• **Input rows**
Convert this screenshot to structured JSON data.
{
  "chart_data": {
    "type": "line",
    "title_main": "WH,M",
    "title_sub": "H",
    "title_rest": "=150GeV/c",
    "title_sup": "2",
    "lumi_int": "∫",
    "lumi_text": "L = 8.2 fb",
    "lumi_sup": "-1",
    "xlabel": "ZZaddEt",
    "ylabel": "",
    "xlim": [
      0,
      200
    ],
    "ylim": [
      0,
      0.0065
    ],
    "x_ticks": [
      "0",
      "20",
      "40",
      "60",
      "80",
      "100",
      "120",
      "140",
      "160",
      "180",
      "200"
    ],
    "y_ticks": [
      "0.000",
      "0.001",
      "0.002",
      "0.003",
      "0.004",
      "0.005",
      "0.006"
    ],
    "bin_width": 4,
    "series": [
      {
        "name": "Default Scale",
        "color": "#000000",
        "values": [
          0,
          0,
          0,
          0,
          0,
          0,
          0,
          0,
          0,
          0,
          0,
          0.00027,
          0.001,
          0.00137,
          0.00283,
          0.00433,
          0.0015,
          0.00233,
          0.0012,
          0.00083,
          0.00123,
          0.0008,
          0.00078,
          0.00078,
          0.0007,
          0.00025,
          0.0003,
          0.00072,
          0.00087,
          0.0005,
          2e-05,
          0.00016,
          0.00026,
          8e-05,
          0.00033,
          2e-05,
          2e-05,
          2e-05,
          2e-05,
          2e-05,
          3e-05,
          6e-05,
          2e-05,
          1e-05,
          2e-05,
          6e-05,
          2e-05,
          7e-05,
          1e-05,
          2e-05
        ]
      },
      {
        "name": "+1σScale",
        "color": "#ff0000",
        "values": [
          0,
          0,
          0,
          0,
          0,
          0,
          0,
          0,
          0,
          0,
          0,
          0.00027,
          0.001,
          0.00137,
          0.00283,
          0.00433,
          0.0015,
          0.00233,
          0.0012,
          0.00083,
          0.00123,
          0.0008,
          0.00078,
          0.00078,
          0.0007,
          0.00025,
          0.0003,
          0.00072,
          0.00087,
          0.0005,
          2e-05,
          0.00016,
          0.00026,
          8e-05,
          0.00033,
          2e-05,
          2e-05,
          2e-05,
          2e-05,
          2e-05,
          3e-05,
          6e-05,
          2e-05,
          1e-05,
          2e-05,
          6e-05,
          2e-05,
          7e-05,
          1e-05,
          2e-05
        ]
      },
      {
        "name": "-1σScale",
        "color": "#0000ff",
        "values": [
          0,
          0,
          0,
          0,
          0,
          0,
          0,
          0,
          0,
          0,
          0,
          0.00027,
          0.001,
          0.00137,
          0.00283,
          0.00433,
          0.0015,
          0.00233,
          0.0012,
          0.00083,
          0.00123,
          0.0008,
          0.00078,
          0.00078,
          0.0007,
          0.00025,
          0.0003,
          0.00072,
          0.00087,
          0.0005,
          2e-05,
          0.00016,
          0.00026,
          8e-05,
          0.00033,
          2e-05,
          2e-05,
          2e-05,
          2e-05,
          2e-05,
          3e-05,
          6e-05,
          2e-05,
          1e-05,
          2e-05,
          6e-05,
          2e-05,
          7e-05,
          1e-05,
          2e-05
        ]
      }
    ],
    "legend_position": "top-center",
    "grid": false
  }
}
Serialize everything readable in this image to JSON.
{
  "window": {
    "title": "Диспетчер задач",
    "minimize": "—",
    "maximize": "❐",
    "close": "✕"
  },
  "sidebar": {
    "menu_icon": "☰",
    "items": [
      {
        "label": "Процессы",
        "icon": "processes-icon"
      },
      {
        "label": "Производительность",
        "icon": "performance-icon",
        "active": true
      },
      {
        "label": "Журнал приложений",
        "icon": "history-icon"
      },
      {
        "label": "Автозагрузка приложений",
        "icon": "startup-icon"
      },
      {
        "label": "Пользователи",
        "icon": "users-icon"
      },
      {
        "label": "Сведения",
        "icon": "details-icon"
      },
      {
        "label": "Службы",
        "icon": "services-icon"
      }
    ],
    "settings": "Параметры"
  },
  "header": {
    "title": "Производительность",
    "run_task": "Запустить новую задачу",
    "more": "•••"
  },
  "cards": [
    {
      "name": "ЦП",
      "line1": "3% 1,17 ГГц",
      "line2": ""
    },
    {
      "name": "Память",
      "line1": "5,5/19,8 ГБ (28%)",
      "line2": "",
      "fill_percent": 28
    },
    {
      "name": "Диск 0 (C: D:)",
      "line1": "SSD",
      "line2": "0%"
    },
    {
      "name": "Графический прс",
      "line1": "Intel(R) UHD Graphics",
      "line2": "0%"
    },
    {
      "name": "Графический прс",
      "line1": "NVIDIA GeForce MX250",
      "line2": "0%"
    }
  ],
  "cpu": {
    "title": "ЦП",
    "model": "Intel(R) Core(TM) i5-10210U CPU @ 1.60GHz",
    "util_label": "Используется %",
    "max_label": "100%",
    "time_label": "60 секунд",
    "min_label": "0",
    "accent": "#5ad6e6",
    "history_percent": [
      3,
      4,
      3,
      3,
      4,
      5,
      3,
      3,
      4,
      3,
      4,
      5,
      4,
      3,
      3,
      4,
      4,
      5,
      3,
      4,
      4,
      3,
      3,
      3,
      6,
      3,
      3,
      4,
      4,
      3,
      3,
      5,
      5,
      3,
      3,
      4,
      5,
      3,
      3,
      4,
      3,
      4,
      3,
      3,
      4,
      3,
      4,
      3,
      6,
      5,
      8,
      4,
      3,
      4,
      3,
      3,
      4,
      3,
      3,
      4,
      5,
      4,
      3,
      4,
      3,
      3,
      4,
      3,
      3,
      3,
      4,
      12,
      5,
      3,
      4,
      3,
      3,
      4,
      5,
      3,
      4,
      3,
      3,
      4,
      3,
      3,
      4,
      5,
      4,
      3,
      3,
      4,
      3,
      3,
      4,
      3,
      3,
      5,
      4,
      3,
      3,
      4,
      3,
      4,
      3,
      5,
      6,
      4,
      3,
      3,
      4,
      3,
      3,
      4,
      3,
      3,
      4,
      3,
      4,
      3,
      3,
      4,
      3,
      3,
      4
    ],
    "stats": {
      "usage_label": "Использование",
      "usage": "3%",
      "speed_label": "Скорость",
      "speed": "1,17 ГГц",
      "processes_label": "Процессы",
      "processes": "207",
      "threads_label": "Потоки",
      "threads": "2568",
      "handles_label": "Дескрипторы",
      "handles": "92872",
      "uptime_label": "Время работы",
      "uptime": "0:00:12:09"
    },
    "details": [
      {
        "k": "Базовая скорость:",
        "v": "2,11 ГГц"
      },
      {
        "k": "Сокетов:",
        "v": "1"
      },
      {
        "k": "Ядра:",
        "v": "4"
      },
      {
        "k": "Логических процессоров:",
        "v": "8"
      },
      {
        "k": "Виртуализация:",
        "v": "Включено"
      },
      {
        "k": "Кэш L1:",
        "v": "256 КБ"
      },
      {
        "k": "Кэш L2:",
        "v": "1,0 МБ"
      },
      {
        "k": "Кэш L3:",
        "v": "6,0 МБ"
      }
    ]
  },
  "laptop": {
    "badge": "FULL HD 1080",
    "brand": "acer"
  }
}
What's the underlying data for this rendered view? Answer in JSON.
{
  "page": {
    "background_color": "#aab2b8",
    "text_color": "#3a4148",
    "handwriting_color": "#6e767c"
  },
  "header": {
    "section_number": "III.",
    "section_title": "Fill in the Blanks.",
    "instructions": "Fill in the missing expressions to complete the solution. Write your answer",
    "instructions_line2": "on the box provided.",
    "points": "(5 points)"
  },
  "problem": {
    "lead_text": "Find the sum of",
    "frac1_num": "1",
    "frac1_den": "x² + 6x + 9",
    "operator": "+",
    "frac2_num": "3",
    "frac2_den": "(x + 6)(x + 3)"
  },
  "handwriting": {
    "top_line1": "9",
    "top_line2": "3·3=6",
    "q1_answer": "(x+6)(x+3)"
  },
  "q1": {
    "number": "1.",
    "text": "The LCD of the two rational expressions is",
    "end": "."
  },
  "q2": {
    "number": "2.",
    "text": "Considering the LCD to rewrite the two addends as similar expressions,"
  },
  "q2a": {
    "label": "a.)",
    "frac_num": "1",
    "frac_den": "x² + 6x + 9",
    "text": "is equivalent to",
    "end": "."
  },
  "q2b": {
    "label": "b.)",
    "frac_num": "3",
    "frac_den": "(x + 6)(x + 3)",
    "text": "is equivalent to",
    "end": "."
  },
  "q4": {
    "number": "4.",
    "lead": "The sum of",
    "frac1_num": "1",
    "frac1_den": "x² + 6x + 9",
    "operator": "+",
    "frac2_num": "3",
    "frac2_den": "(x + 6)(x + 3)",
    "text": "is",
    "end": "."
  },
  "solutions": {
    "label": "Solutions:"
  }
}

• **Exercise aim**
Examine the data above and state how many of its lines contain the word "Intel", with no further remarks.

• **Answer**
2